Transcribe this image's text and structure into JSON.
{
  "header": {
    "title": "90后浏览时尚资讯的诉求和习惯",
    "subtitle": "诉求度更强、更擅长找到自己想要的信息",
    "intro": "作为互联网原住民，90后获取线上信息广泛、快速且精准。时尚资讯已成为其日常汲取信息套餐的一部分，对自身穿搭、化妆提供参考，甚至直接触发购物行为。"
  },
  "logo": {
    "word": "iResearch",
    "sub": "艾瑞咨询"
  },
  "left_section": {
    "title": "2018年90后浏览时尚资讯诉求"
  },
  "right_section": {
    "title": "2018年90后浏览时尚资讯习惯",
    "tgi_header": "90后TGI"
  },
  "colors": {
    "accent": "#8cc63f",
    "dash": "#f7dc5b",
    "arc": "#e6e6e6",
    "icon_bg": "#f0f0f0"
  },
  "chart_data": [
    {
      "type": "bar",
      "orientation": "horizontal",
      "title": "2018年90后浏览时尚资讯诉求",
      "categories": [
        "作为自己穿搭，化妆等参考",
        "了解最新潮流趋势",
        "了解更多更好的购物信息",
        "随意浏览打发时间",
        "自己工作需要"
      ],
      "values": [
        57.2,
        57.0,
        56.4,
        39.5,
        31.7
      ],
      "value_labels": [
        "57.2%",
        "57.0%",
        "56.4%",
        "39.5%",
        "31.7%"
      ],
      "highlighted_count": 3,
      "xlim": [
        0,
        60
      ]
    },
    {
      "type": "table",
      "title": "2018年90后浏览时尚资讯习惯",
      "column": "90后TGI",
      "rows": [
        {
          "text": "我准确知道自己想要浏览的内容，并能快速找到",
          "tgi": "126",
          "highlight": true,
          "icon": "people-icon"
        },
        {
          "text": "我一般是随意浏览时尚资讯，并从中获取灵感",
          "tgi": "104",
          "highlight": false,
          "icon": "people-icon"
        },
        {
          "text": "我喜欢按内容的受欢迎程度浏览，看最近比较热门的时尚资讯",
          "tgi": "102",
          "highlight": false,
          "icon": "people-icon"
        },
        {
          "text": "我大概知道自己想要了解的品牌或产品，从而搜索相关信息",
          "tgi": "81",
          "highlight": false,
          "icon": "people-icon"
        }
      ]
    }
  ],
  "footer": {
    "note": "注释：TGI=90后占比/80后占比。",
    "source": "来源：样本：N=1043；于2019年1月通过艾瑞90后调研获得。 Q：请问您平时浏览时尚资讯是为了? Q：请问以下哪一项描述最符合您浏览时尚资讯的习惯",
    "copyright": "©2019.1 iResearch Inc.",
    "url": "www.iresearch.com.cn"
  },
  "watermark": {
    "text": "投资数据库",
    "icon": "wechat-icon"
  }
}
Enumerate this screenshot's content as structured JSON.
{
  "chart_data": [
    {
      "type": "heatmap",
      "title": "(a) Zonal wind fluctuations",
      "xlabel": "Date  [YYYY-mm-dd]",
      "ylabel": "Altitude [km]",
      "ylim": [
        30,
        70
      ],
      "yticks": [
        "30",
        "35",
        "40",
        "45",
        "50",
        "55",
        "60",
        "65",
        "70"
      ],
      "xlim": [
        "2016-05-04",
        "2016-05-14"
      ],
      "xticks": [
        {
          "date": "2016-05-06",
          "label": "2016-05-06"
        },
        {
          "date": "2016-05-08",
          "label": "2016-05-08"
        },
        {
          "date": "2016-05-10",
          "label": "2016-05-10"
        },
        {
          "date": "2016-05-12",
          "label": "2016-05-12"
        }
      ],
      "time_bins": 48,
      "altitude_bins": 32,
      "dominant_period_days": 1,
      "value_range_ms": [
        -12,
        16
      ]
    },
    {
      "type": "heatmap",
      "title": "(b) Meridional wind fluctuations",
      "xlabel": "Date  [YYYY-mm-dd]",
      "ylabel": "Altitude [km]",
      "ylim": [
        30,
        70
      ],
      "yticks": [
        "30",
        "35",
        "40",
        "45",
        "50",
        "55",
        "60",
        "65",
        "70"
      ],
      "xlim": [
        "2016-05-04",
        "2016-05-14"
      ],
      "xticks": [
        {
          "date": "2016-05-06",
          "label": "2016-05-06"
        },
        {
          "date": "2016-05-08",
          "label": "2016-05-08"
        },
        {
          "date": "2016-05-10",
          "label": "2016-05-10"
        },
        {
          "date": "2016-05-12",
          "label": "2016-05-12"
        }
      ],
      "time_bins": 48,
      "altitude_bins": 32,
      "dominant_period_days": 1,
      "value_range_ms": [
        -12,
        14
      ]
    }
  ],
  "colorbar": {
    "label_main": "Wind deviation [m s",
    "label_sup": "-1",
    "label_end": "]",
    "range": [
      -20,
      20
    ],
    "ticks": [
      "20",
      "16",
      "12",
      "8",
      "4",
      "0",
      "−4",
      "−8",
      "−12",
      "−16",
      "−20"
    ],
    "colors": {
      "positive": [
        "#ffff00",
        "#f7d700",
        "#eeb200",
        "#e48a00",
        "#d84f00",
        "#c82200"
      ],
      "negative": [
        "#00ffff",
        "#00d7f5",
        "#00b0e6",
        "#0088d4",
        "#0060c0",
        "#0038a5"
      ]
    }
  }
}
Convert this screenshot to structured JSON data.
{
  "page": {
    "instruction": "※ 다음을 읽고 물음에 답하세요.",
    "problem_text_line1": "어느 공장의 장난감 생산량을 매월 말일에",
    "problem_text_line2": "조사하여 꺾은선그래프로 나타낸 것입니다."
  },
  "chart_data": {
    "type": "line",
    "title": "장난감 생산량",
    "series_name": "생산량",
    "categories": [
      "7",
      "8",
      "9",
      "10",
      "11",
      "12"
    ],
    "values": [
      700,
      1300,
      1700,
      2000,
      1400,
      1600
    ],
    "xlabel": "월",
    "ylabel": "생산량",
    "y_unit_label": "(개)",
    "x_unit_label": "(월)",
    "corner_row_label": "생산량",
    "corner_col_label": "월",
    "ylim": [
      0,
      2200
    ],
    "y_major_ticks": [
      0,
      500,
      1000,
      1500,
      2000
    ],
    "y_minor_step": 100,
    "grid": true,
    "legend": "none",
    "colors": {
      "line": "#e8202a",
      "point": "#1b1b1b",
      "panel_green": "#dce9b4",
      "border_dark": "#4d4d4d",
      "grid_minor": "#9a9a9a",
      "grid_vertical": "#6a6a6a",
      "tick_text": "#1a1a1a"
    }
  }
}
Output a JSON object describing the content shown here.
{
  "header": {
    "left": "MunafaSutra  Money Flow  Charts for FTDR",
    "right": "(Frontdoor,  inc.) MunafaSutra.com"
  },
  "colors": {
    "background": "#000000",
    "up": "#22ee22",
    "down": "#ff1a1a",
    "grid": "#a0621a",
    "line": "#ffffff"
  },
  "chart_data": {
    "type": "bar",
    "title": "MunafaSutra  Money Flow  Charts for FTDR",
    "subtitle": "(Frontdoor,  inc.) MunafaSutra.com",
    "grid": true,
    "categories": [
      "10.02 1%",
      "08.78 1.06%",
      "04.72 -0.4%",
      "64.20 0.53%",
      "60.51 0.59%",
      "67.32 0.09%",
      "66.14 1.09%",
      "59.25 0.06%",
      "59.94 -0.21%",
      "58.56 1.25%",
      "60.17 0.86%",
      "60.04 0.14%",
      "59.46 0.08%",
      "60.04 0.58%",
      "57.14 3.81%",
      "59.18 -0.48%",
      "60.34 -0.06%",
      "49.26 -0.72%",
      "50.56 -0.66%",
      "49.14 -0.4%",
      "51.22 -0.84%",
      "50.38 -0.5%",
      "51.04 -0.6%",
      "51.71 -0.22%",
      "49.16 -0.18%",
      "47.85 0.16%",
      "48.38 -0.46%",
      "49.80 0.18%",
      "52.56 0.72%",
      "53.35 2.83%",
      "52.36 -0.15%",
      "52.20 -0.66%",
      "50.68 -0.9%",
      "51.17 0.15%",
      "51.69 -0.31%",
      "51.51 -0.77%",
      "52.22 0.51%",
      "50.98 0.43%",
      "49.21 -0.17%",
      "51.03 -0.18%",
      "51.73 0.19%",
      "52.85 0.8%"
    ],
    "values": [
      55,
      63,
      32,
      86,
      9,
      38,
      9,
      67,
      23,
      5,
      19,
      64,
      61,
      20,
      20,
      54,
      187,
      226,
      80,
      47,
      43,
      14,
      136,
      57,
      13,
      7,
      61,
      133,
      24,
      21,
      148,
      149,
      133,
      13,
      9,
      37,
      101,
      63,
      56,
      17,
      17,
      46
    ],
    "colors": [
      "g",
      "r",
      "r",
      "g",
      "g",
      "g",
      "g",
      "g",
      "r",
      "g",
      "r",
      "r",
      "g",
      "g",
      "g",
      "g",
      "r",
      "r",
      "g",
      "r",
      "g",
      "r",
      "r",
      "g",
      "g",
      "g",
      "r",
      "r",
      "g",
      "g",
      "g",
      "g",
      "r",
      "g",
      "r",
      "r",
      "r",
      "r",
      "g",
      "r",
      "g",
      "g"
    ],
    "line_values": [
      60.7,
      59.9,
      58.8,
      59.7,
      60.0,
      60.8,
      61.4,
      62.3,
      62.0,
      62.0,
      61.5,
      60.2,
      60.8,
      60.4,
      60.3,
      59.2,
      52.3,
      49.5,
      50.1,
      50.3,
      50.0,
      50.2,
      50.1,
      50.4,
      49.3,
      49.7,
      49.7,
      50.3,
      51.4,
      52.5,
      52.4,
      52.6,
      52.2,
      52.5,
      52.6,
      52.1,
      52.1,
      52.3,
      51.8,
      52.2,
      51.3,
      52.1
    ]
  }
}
▬▬▬▬▬▬▬▬▬▬
* Prompt *
Go over the data above and copy every line that has the word "Frontdoor" in it.

* Solved exercise *
    "right": "(Frontdoor,  inc.) MunafaSutra.com"
    "subtitle": "(Frontdoor,  inc.) MunafaSutra.com",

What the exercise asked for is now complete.